* _Goal of the exercise_:
Count how many lines hold the word "Biomass" and give that number as the whole answer.

[Lines of data]
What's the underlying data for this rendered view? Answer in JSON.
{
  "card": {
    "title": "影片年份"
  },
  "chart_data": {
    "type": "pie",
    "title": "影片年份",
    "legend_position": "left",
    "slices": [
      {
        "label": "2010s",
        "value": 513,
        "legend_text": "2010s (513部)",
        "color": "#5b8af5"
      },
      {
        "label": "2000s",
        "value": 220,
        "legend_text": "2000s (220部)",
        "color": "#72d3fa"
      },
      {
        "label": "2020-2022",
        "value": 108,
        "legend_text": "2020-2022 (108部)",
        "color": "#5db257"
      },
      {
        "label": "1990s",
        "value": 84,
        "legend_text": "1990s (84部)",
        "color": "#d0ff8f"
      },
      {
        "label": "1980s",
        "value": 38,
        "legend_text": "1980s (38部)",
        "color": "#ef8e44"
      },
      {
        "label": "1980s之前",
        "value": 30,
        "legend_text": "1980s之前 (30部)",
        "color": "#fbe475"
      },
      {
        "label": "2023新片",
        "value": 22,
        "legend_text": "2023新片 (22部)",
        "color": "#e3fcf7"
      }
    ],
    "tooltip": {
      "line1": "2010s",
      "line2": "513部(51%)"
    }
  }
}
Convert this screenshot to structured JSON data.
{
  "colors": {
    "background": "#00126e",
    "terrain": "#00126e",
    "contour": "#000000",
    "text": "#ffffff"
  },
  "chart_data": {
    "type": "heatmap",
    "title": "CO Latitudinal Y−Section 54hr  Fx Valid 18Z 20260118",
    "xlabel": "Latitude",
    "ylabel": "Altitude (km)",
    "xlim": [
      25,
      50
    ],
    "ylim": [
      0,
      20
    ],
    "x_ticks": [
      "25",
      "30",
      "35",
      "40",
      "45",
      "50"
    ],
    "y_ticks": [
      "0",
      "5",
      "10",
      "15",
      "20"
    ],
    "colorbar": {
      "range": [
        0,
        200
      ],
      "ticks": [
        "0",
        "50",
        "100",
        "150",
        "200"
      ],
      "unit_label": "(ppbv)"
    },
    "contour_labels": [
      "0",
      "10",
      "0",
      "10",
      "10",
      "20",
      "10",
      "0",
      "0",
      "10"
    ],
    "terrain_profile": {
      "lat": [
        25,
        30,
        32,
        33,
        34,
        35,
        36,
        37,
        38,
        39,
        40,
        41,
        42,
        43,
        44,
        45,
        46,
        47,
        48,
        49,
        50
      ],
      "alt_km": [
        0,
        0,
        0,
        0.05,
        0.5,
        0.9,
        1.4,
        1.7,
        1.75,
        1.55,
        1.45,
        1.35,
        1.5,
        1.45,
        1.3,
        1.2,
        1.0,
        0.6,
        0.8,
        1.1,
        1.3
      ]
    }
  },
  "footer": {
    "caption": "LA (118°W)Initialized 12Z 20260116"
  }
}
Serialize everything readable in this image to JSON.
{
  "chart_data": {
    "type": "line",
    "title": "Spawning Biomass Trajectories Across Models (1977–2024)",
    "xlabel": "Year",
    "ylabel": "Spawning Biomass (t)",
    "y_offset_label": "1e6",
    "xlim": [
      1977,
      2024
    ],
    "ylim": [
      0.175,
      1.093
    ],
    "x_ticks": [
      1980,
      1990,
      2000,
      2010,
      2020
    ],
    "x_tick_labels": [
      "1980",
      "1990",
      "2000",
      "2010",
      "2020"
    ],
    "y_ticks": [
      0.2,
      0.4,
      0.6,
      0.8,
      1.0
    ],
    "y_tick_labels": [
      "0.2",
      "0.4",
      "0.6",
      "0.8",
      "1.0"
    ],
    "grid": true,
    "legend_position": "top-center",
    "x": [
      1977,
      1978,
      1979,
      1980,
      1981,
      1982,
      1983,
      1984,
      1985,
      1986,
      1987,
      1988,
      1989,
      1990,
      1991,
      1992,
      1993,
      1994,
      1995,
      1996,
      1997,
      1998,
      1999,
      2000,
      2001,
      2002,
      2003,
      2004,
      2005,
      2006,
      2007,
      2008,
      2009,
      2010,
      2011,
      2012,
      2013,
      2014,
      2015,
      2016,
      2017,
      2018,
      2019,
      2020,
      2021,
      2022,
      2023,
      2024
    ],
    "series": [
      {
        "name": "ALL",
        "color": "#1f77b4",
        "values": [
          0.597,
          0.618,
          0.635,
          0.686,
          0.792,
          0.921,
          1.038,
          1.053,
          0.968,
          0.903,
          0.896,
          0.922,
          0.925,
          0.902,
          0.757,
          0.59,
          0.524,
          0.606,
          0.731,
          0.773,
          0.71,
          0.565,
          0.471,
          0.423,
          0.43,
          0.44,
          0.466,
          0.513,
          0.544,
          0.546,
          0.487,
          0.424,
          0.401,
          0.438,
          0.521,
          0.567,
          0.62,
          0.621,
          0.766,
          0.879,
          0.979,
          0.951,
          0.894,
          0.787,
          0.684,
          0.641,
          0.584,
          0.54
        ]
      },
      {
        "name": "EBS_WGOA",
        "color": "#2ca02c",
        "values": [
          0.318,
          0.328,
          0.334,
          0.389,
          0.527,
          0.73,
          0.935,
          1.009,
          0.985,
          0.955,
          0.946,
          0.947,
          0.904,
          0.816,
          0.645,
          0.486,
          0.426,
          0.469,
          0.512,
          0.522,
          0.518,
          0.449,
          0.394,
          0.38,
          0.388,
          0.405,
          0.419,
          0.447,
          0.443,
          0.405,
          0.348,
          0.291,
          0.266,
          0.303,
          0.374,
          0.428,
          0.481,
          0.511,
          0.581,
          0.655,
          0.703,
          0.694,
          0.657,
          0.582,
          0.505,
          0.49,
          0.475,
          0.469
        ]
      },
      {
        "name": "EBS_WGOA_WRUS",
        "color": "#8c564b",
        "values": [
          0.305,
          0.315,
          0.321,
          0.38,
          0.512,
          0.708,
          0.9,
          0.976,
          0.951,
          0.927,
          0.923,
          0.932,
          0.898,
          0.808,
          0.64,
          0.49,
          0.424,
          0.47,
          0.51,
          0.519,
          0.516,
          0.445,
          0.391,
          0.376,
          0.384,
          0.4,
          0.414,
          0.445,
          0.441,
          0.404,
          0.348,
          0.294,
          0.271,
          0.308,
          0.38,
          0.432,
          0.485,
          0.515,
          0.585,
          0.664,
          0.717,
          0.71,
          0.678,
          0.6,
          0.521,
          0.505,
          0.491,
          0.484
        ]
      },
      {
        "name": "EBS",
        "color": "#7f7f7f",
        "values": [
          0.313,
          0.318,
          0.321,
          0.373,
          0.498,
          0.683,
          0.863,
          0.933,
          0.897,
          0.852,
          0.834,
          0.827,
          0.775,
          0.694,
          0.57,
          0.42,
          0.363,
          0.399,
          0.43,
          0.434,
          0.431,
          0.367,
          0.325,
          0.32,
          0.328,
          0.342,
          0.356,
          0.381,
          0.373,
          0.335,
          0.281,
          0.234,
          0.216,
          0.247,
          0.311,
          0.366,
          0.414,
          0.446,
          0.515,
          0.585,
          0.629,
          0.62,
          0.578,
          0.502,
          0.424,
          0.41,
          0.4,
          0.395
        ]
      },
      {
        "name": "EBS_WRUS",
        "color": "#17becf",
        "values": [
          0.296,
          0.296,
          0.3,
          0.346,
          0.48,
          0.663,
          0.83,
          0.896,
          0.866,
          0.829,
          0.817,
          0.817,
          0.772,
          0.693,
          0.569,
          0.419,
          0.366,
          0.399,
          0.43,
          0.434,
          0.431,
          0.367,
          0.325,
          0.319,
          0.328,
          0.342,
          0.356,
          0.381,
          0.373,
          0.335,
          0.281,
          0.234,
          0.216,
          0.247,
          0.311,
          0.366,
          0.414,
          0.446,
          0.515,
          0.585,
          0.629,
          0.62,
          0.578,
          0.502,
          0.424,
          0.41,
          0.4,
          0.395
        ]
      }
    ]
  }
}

* _Result of this exercise_:
2